** Parts of the exercise **
A. In the Terraform post, which company makes Terraform?
B. Repeat the Terraform post from "First and foremost, thanks" to "enjoy very much!".
C. Pick up the Terraform post after its last sentence and continue writing it.

** Text block **
-- Start --

The rough edges of Terraform that I awkwardly stumble over

Mar 07, 2023

First and foremost, thanks to everyone who has subscribed recently. I know I’ve been quieter than usual. I actually have a number of nearly-complete drafts ready to go, but each is waiting on something. Two of them are posts that I think y’all will hopefully enjoy very much!

For everyone who has come to expect less-technical posts, this one is unfortunately pretty tech-heavy. If you’re not here for engineering deep-dives, you won’t miss anything by skipping this one.

Terraform, for those of you who are unfamiliar, is a product from Hashicorp that allows you to write a kind of code that expresses how your infrastructure is in production. Write some code describing an S3 bucket that you’d like to have, run terraform apply, and now you’ve got an S3 bucket with the properties that you described. If the bucket changes, terraform will happily offer you to revert it back to what your code describes. Or, update the code to apply changes to the bucket.

And this works for everything, and I do mean everything. Every resource in AWS (with very few exceptions) can be described by Terraform. It also works for Azure, GCP, Oracle, Docker, Cloudflare, and many others. And they all work together: I use Terraform, for instance, to set up Cloudflare logpush to an S3 bucket—it automatically does the dance of setting up the bucket, validating bucket access on the CF side and creating the logpush rules, and then configuring things like retention.

-- End --

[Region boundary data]
-- Start --

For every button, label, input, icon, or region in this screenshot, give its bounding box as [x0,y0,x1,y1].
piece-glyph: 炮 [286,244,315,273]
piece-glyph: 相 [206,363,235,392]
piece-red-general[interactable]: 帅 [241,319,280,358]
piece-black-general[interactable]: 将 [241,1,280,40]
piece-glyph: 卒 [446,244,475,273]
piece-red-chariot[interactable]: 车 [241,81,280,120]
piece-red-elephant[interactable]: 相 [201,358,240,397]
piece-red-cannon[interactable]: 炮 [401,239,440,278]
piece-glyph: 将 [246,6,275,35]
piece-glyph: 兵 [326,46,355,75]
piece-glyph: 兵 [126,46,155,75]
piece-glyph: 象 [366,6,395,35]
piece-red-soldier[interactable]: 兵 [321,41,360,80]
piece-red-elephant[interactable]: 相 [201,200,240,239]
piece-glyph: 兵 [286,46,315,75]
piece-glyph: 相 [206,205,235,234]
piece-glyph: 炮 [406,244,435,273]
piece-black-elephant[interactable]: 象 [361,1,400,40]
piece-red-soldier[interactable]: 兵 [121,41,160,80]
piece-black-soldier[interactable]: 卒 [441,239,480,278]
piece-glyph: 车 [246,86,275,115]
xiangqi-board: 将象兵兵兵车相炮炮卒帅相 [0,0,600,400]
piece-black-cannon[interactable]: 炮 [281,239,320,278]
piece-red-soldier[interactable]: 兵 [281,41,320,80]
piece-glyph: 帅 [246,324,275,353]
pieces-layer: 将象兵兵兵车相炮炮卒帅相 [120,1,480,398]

-- End --

** Results by task **
A. Hashicorp

B.
First and foremost, thanks to everyone who has subscribed recently. I know I’ve been quieter than usual. I actually have a number of nearly-complete drafts ready to go, but each is waiting on something. Two of them are posts that I think y’all will hopefully enjoy very much!

C.
The reason I got started with Terraform is the lurking fear that my AWS account would get wasted in some way1. Being able to “start over” by setting up new infrastructure in a new account is highly desirable, and being able to do it entirely automatically without having to futz about in the console is even better (or at the very least, only having to deal with some rough edges rather than the whole damn thing).

Going through the exercise of Terraforming (terraformizing? terrorizing?) my infra has also revealed issues and offered improvements. I wrote a module (reusable code, like a function) for Cloudwatch alerts and applied it to all of my Kinesis data streams. I discovered a queue whose consumer had been erroring for over a month. My application servers on Elastic Beanstalk2 are happily templatized, and I’ve been able to not just upgrade them from Python 3.7 to Python 3.83 with relative ease, I’ve been able to easily migrate them to Graviton instances (yielding a substantial cost savings). All of this would have been a real pain in the ass to do in the console or CLI by hand.

At this point, I’d say I’m about 90-95% of the way to having six years of infra encoded in Terraform files. The remaining pieces are the things I want to talk about here, and it mostly comes down to the stuff that I don’t like about Terraform.

I don’t want Terraform to know my secrets

Since I was just a teenager, one particular lesson has been beaten into me to create a deep-rooted anxiety: don’t put your secrets in git. Ever since, I’ve been paranoid about where my secrets are and how I’m handling them.

The biggest complaint I have about Terraform is its insistence on storing secrets. Terraform works by performing API calls to create or import resources in a provider (say AWS), then storing the details of that resource in a “state file.” This state file contains all the details so that Terraform can know what everything looked like the last time it interacted with the thing. If I change a Lambda function in my Terraform code, for instance, it allows Terraform to know the ARN of that function to be able to make changes (either updating the existing function or knowing to create a new one and delete the old one).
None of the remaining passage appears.